ITEMS
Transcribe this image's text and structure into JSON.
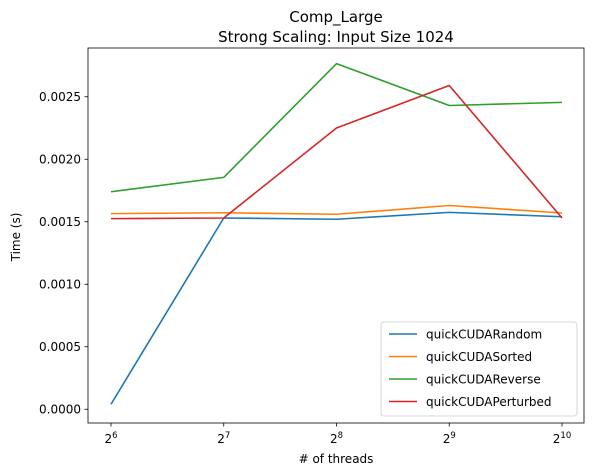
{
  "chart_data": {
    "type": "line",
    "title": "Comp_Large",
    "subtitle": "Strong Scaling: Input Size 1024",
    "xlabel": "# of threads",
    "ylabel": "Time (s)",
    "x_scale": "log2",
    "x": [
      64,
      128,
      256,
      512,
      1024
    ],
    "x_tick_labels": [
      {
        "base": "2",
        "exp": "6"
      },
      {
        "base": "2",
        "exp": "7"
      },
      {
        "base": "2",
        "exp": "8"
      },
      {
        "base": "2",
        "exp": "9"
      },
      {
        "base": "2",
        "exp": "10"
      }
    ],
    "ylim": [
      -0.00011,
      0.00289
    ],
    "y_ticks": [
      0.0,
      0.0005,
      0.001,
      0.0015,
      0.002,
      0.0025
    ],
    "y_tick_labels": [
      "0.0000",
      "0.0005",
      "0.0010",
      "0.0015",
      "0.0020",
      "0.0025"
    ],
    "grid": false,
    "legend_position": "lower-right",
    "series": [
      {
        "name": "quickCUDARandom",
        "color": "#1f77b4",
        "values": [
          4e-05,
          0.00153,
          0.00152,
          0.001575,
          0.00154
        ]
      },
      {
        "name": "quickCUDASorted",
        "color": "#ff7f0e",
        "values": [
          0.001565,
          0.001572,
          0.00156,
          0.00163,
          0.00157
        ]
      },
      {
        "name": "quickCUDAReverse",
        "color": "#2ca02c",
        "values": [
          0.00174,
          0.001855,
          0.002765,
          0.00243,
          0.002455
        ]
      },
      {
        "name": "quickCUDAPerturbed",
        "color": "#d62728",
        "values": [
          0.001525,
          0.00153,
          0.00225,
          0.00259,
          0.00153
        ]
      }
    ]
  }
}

==

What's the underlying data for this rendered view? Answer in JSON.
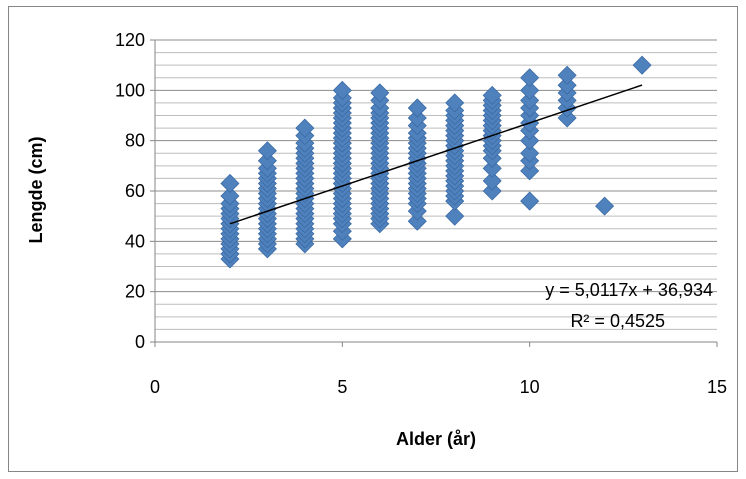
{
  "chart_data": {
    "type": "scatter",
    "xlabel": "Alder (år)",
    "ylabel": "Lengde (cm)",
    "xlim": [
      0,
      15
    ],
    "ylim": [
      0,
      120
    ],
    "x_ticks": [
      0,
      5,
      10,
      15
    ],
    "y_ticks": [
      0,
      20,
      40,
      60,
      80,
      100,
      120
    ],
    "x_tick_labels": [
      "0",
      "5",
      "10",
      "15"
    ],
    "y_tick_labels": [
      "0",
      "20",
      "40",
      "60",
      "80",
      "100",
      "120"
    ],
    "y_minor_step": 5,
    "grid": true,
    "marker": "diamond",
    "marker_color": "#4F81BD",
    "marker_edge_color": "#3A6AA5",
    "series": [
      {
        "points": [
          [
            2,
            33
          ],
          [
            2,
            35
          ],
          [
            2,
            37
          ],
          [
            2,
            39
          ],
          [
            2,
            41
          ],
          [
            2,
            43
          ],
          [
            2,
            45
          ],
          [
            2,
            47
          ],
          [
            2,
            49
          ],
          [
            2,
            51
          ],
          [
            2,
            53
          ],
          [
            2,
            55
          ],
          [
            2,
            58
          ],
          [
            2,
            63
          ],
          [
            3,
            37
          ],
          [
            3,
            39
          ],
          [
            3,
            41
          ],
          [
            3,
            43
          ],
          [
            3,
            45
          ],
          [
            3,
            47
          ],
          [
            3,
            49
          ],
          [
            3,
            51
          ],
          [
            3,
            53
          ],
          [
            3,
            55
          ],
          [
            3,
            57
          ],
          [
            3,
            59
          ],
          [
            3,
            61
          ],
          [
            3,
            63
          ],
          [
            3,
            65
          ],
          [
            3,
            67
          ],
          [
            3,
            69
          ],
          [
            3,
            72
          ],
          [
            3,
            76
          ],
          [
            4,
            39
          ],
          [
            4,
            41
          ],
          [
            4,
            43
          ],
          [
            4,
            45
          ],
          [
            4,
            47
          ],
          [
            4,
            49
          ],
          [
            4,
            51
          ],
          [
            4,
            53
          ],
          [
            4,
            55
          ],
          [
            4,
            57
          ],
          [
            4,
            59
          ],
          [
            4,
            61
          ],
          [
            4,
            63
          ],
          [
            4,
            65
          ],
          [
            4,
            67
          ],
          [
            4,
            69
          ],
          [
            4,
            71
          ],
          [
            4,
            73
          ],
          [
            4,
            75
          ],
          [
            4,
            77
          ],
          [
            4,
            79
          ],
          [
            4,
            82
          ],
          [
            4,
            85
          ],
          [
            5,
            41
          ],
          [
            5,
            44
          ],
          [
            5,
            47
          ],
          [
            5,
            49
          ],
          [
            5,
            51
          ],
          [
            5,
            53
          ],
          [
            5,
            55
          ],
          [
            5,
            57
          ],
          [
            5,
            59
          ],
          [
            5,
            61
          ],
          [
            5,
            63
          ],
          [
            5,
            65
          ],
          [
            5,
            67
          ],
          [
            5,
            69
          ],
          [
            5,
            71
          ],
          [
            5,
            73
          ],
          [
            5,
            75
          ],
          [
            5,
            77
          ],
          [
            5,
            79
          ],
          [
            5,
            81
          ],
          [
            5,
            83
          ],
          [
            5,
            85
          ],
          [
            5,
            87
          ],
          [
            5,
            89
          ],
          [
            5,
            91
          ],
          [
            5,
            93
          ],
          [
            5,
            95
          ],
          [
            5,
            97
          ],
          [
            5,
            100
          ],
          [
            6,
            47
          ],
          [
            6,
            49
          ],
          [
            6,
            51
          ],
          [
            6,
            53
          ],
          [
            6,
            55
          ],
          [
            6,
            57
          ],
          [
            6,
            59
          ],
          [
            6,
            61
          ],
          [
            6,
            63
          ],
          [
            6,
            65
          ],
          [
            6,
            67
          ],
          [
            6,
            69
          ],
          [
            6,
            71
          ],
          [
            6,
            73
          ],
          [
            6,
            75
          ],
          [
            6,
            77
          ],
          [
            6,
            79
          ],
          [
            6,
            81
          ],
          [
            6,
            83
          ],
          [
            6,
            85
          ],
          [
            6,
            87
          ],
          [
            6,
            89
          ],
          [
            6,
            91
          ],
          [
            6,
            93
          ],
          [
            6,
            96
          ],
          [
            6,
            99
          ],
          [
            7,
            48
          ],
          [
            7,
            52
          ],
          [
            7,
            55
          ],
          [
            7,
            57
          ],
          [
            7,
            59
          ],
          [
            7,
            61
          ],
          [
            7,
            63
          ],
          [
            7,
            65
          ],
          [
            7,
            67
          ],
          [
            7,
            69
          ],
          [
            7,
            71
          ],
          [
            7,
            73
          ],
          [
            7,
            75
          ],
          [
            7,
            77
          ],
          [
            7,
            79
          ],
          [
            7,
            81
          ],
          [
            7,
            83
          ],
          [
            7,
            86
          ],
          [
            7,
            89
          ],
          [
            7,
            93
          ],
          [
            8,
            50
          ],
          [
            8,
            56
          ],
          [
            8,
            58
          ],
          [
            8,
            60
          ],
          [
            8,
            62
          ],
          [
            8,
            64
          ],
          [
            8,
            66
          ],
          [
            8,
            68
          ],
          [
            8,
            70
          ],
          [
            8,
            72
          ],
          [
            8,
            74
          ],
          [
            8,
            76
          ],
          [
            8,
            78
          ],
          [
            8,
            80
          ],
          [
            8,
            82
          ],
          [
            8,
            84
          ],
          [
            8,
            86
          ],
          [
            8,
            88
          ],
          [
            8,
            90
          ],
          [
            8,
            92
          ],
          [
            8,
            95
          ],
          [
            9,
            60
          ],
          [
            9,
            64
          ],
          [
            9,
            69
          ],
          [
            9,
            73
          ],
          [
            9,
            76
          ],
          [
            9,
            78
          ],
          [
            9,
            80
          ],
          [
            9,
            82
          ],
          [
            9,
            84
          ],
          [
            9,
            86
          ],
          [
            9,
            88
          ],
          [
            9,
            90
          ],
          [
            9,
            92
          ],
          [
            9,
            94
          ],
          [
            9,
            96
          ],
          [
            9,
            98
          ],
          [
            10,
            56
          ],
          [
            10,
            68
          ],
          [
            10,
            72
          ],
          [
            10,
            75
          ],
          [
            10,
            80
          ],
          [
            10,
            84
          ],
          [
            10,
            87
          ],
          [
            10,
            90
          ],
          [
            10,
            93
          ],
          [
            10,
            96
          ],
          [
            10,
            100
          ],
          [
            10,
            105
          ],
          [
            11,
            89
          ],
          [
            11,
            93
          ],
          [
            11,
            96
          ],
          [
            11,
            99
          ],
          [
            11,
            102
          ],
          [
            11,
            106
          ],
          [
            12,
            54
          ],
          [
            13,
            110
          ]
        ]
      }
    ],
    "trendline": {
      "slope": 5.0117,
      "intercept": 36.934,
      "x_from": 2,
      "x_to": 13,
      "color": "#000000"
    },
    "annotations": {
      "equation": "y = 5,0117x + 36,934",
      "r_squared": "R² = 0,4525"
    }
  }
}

WHAT NEEDS TO BE DONE
Check every line in the material above for the string "JSON", then give only the number of lines that have it.

SOLUTION FOR THIS PROBLEM
2